Dataset rows
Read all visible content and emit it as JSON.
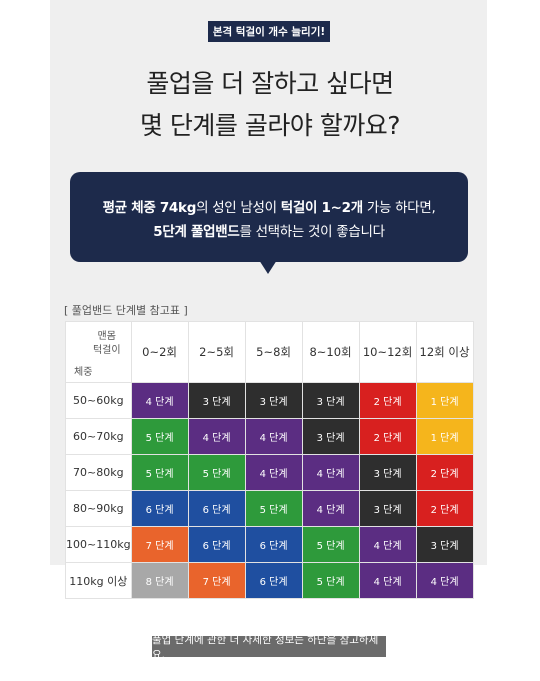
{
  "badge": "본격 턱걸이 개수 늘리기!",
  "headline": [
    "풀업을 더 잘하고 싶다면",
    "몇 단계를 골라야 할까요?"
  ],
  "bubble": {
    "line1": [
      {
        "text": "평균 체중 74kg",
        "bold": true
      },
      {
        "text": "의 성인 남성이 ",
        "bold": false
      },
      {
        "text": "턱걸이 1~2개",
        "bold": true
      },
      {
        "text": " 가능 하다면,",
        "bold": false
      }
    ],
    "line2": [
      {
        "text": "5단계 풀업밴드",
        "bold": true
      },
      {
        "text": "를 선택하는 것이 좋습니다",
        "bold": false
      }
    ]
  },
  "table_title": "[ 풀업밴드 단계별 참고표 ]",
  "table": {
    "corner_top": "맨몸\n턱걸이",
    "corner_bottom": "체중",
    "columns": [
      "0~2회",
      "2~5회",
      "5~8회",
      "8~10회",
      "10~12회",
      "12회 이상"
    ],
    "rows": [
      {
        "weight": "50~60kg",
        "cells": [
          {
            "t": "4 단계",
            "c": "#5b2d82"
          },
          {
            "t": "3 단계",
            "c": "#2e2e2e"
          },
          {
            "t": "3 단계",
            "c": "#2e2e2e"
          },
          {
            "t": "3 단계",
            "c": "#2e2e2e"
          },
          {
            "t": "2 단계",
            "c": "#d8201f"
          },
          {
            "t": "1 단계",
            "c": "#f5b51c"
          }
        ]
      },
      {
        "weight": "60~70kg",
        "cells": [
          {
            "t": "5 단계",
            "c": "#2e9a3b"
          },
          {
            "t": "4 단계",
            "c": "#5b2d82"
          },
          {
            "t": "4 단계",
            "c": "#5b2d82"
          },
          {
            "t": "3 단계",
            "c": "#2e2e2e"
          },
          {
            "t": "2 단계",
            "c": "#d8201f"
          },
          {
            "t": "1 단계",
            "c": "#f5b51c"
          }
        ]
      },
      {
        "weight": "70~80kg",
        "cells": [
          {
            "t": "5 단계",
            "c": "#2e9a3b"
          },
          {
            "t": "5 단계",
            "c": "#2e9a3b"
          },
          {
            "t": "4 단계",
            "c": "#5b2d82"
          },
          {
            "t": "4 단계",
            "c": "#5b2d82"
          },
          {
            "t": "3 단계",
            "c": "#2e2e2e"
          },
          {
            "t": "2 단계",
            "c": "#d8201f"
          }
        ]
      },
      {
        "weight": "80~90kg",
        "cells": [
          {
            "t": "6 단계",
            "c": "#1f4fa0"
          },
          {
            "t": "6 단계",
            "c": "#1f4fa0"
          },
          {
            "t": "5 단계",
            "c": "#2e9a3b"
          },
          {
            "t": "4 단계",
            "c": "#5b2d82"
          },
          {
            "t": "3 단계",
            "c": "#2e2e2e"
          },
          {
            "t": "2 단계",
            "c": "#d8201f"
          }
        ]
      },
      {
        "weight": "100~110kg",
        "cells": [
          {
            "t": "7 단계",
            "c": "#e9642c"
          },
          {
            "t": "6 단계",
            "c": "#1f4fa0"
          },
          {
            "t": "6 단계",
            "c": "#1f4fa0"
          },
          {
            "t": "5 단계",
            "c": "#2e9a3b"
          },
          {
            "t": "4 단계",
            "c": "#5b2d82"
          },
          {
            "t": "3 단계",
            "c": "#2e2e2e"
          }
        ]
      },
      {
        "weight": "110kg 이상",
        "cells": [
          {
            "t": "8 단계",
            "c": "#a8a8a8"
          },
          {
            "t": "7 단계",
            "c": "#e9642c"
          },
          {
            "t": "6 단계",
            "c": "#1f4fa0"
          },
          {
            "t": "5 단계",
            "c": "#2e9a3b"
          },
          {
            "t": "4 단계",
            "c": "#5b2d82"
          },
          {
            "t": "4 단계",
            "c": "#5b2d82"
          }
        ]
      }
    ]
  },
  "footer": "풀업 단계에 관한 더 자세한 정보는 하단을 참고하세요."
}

* * *

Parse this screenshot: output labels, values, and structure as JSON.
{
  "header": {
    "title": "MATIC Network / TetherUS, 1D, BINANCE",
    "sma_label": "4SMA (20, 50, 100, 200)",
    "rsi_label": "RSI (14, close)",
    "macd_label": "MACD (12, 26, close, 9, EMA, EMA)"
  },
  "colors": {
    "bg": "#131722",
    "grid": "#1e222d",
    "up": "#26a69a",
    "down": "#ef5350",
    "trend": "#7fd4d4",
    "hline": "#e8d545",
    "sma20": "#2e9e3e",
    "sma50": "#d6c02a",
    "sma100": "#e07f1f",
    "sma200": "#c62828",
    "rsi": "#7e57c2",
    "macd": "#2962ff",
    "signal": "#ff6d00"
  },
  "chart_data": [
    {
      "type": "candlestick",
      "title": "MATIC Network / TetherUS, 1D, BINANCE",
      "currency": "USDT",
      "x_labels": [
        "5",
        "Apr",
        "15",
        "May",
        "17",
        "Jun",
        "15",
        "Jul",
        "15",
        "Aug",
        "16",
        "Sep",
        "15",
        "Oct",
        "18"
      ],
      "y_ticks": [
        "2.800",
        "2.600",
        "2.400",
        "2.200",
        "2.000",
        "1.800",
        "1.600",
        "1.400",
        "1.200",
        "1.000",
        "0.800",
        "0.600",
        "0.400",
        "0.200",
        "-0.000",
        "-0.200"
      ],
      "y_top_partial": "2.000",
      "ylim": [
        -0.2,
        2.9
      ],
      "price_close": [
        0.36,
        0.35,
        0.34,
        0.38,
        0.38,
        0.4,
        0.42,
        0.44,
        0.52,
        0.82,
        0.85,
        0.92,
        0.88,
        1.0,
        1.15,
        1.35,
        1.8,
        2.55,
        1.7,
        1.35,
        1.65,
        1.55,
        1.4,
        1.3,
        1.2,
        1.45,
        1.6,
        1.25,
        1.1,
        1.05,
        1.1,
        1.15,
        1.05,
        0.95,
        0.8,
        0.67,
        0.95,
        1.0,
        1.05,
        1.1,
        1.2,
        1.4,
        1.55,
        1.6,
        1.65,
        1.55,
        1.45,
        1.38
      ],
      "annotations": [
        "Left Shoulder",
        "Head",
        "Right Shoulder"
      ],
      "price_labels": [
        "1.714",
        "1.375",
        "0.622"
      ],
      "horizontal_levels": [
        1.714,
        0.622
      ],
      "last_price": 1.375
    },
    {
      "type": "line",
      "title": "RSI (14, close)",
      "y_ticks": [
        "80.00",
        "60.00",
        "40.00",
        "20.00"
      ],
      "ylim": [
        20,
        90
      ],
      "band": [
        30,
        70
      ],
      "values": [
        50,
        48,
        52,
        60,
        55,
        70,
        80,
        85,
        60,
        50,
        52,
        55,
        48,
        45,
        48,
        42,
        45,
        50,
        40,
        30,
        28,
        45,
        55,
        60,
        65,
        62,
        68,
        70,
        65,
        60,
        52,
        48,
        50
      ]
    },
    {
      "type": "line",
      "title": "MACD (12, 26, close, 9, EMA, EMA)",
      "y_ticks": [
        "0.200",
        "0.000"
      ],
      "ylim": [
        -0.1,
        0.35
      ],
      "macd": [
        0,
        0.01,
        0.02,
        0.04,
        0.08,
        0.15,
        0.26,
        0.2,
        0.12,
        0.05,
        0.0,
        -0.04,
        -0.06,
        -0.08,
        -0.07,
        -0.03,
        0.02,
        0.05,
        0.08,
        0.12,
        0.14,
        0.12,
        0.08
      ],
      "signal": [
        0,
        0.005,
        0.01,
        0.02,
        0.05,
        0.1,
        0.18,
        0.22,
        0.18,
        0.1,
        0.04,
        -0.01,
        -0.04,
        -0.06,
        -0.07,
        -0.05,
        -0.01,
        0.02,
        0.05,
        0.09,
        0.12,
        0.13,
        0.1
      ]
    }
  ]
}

### [TASK BRIEF]
Each line in the entries above that includes the string "JSON" should be extracted.

### [CORRECT OUTPUT]
Read all visible content and emit it as JSON.
Parse this screenshot: output labels, values, and structure as JSON.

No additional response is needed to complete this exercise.